▸ **What the exercise asks**
Retype the material that follows, keeping every word as it is.

▸ **Data records**
# # # #

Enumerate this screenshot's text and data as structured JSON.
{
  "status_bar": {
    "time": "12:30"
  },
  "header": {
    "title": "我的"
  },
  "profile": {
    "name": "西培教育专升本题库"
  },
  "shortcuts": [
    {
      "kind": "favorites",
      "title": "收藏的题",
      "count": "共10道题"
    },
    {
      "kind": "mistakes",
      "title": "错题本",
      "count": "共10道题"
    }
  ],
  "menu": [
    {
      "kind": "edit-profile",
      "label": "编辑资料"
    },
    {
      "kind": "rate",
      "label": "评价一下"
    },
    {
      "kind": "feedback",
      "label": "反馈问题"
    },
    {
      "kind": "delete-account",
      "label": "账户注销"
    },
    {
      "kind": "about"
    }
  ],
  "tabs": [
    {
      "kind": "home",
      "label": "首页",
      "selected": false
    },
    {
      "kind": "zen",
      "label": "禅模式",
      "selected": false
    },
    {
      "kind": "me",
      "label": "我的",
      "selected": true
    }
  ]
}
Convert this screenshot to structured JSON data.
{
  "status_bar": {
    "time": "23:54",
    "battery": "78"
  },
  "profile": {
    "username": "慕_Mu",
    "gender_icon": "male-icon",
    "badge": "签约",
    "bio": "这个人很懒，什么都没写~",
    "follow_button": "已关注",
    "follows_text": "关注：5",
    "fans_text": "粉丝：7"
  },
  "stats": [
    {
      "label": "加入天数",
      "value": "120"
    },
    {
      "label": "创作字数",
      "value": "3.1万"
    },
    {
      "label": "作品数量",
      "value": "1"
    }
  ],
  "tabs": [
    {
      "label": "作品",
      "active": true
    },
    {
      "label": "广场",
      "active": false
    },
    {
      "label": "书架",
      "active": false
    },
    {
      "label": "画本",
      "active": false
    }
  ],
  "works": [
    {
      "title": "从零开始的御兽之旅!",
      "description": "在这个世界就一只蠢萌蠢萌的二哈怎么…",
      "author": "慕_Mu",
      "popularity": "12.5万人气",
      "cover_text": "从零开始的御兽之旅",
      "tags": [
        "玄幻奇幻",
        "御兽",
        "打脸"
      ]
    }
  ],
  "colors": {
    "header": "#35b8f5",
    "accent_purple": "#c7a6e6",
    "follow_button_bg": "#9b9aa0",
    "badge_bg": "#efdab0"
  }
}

# # # #

▸ **Full output**
Enumerate this screenshot's text and data as structured JSON.
{
  "status_bar": {
    "time": "12:30"
  },
  "header": {
    "title": "我的"
  },
  "profile": {
    "name": "西培教育专升本题库"
  },
  "shortcuts": [
    {
      "kind": "favorites",
      "title": "收藏的题",
      "count": "共10道题"
    },
    {
      "kind": "mistakes",
      "title": "错题本",
      "count": "共10道题"
    }
  ],
  "menu": [
    {
      "kind": "edit-profile",
      "label": "编辑资料"
    },
    {
      "kind": "rate",
      "label": "评价一下"
    },
    {
      "kind": "feedback",
      "label": "反馈问题"
    },
    {
      "kind": "delete-account",
      "label": "账户注销"
    },
    {
      "kind": "about"
    }
  ],
  "tabs": [
    {
      "kind": "home",
      "label": "首页",
      "selected": false
    },
    {
      "kind": "zen",
      "label": "禅模式",
      "selected": false
    },
    {
      "kind": "me",
      "label": "我的",
      "selected": true
    }
  ]
}
Convert this screenshot to structured JSON data.
{
  "status_bar": {
    "time": "23:54",
    "battery": "78"
  },
  "profile": {
    "username": "慕_Mu",
    "gender_icon": "male-icon",
    "badge": "签约",
    "bio": "这个人很懒，什么都没写~",
    "follow_button": "已关注",
    "follows_text": "关注：5",
    "fans_text": "粉丝：7"
  },
  "stats": [
    {
      "label": "加入天数",
      "value": "120"
    },
    {
      "label": "创作字数",
      "value": "3.1万"
    },
    {
      "label": "作品数量",
      "value": "1"
    }
  ],
  "tabs": [
    {
      "label": "作品",
      "active": true
    },
    {
      "label": "广场",
      "active": false
    },
    {
      "label": "书架",
      "active": false
    },
    {
      "label": "画本",
      "active": false
    }
  ],
  "works": [
    {
      "title": "从零开始的御兽之旅!",
      "description": "在这个世界就一只蠢萌蠢萌的二哈怎么…",
      "author": "慕_Mu",
      "popularity": "12.5万人气",
      "cover_text": "从零开始的御兽之旅",
      "tags": [
        "玄幻奇幻",
        "御兽",
        "打脸"
      ]
    }
  ],
  "colors": {
    "header": "#35b8f5",
    "accent_purple": "#c7a6e6",
    "follow_button_bg": "#9b9aa0",
    "badge_bg": "#efdab0"
  }
}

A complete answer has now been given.